=== Records for processing ===

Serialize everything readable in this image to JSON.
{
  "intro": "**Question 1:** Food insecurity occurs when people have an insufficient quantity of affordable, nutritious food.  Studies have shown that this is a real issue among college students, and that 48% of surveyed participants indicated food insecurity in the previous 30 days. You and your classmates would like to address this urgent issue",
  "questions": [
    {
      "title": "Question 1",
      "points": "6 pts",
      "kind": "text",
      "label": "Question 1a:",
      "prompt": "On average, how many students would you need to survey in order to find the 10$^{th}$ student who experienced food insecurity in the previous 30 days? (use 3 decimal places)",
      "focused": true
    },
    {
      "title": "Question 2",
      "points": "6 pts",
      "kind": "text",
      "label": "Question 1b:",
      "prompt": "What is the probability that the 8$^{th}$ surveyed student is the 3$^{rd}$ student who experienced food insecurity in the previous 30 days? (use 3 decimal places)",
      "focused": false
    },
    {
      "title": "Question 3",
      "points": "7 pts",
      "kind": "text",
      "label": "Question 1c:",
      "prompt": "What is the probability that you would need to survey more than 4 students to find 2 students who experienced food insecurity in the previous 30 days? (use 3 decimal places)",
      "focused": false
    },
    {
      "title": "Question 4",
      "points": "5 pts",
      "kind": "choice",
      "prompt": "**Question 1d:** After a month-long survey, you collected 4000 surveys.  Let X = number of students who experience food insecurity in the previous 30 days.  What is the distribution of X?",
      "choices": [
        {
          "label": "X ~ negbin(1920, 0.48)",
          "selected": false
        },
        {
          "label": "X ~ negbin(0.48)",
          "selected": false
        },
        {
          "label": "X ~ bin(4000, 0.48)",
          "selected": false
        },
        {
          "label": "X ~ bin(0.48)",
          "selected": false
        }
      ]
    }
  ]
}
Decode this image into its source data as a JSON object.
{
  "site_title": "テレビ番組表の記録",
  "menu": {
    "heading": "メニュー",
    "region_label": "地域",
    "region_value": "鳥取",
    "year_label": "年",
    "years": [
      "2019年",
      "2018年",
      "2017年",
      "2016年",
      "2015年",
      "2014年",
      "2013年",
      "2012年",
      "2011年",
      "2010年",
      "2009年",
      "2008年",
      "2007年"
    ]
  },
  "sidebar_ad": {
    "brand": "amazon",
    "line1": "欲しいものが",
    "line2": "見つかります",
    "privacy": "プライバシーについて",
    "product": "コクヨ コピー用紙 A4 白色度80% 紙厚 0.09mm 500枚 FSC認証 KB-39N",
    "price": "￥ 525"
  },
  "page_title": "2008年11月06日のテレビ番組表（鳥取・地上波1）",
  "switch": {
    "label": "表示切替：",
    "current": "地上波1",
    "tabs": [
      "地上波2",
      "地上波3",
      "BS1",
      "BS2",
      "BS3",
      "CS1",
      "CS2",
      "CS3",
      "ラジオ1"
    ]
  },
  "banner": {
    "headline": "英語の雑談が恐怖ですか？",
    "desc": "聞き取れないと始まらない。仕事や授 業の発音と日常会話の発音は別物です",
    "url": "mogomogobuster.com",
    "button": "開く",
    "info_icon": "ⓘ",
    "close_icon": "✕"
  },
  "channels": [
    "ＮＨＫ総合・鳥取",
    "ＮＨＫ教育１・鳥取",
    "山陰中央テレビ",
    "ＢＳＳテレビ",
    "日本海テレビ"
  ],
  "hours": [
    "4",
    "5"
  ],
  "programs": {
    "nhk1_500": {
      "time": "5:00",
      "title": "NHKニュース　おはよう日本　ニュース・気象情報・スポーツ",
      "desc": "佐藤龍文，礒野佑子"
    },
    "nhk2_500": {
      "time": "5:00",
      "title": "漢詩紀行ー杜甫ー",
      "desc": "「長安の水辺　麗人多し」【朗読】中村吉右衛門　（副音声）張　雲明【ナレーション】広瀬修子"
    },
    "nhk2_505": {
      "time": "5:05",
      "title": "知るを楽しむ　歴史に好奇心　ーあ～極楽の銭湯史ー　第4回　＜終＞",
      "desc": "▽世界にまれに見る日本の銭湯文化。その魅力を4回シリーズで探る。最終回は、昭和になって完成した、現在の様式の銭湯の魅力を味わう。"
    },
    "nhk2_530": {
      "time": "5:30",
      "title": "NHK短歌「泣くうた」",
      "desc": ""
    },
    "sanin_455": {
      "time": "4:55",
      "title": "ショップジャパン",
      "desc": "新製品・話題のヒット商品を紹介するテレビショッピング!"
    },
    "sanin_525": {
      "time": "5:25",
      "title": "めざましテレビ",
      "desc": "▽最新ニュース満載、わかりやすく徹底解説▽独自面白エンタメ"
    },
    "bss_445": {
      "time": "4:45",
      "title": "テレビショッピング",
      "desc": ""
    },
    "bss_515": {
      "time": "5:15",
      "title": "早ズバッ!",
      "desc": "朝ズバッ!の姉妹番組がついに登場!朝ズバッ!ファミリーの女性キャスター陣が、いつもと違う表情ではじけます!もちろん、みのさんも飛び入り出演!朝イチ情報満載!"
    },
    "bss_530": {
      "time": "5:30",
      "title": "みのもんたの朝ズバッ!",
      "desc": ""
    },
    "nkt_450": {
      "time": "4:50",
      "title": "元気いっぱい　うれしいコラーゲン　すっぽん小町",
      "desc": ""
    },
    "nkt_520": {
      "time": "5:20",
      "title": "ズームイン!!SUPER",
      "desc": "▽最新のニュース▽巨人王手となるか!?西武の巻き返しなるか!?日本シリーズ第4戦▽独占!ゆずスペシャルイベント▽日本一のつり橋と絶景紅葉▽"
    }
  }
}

===

• [Exercise goal] Find the lines above that contain the word "time" and collect them.

• [Result of this task]
      "time": "5:00",
      "time": "5:00",
      "time": "5:05",
      "time": "5:30",
      "time": "4:55",
      "time": "5:25",
      "time": "4:45",
      "time": "5:15",
      "time": "5:30",
      "time": "4:50",
      "time": "5:20",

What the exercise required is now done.